• Goal of the exercise: Collect all lines from the records below that include the word "Topic".

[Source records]
▶
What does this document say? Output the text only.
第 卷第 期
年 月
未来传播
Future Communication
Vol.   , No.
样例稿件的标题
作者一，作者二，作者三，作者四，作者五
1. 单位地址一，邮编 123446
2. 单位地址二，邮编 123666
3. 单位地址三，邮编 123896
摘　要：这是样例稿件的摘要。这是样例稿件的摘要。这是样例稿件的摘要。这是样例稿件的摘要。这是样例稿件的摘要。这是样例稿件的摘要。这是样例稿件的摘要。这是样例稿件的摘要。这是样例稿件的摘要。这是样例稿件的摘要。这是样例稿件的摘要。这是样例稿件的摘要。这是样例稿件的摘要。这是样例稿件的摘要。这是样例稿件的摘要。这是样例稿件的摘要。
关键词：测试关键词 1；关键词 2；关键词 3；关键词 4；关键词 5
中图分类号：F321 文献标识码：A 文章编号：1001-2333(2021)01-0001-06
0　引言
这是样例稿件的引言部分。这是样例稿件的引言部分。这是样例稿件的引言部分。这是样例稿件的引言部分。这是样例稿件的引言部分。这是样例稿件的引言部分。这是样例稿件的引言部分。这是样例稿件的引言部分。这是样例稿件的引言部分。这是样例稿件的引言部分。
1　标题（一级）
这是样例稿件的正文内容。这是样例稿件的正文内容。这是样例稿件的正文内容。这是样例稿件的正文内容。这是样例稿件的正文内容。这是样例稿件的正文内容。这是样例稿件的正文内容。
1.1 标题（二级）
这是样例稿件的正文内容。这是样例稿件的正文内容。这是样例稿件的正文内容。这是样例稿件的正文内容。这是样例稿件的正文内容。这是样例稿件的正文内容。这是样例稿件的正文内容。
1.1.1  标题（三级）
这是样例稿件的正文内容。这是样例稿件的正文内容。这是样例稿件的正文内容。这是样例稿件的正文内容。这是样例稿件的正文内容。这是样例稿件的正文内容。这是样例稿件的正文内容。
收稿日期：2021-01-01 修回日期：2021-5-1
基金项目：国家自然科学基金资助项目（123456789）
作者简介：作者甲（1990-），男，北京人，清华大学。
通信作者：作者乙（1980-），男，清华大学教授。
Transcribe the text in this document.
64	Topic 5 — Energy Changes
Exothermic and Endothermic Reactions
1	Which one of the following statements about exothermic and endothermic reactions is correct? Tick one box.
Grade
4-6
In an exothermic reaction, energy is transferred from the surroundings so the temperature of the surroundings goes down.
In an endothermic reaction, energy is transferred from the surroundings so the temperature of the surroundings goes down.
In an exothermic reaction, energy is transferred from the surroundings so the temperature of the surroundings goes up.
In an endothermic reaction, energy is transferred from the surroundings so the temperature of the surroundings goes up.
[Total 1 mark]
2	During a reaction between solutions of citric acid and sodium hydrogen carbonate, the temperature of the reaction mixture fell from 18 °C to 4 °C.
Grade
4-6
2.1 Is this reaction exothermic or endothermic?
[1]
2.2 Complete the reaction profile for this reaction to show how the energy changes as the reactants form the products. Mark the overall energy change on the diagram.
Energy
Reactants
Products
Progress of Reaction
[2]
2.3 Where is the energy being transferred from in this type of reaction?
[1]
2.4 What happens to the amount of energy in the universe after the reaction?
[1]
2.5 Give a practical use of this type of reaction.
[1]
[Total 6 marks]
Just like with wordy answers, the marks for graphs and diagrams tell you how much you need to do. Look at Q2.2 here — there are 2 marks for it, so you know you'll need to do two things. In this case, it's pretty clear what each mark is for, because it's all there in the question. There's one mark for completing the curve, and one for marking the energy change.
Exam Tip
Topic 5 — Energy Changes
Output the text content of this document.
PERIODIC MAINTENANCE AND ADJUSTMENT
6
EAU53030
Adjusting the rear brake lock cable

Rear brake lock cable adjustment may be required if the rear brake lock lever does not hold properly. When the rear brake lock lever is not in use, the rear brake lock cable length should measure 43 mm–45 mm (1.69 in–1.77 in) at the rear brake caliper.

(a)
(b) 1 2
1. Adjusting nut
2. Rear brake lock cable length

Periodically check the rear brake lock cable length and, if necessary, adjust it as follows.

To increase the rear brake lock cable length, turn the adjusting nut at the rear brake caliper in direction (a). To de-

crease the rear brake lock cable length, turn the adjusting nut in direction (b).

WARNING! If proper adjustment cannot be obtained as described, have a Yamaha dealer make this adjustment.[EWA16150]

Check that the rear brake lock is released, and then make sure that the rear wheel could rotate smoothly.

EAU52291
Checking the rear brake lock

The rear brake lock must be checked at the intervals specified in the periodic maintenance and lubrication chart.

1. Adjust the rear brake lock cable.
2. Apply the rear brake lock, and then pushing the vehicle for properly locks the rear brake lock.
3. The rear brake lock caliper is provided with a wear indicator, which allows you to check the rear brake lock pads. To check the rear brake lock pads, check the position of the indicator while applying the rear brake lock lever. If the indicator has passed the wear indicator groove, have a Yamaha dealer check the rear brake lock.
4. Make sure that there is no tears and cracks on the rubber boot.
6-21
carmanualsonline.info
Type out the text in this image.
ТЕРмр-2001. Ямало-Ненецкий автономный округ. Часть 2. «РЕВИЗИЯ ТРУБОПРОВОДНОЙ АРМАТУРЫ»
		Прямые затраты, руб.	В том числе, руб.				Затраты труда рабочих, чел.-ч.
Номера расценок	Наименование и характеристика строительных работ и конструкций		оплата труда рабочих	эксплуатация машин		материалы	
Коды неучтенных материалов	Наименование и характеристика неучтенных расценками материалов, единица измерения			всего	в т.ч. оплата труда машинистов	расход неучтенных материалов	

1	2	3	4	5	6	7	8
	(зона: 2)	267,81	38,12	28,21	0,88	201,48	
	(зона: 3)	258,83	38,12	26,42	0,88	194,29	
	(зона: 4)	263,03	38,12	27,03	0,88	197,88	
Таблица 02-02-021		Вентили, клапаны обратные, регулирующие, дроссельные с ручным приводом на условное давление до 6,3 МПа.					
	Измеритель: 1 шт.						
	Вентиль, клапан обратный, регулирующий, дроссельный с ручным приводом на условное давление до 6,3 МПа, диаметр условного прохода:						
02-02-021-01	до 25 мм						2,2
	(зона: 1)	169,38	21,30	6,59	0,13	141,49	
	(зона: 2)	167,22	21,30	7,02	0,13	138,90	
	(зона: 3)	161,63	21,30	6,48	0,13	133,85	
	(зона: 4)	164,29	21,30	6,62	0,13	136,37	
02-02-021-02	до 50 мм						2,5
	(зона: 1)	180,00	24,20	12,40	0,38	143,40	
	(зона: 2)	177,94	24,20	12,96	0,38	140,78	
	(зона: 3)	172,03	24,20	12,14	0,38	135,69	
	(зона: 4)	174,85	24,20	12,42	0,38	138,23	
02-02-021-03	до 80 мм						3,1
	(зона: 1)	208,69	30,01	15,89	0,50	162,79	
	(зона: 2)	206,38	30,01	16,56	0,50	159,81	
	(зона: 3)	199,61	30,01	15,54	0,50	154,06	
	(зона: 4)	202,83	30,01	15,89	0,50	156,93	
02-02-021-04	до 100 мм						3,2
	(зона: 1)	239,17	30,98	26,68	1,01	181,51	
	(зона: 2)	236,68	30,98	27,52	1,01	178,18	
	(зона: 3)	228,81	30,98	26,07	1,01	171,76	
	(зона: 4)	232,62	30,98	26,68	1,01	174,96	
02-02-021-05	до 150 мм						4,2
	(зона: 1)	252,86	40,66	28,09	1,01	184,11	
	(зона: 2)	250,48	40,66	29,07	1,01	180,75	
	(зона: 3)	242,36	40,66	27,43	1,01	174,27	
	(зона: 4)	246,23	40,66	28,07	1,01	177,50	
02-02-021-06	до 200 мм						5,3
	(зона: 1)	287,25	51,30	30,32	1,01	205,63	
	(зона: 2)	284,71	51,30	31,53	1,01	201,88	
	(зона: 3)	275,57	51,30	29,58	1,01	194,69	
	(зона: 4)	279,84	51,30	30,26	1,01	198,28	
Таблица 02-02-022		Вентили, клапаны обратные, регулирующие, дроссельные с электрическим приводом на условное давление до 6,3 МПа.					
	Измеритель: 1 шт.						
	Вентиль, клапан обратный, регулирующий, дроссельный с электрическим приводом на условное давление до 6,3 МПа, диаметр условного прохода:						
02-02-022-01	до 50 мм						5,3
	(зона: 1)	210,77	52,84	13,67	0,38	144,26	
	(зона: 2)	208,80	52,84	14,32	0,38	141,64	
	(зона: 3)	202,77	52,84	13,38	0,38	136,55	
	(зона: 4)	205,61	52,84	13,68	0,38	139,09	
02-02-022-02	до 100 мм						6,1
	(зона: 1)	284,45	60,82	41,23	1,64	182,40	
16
◀
• Finished answer:
64	Topic 5 — Energy Changes
Topic 5 — Energy Changes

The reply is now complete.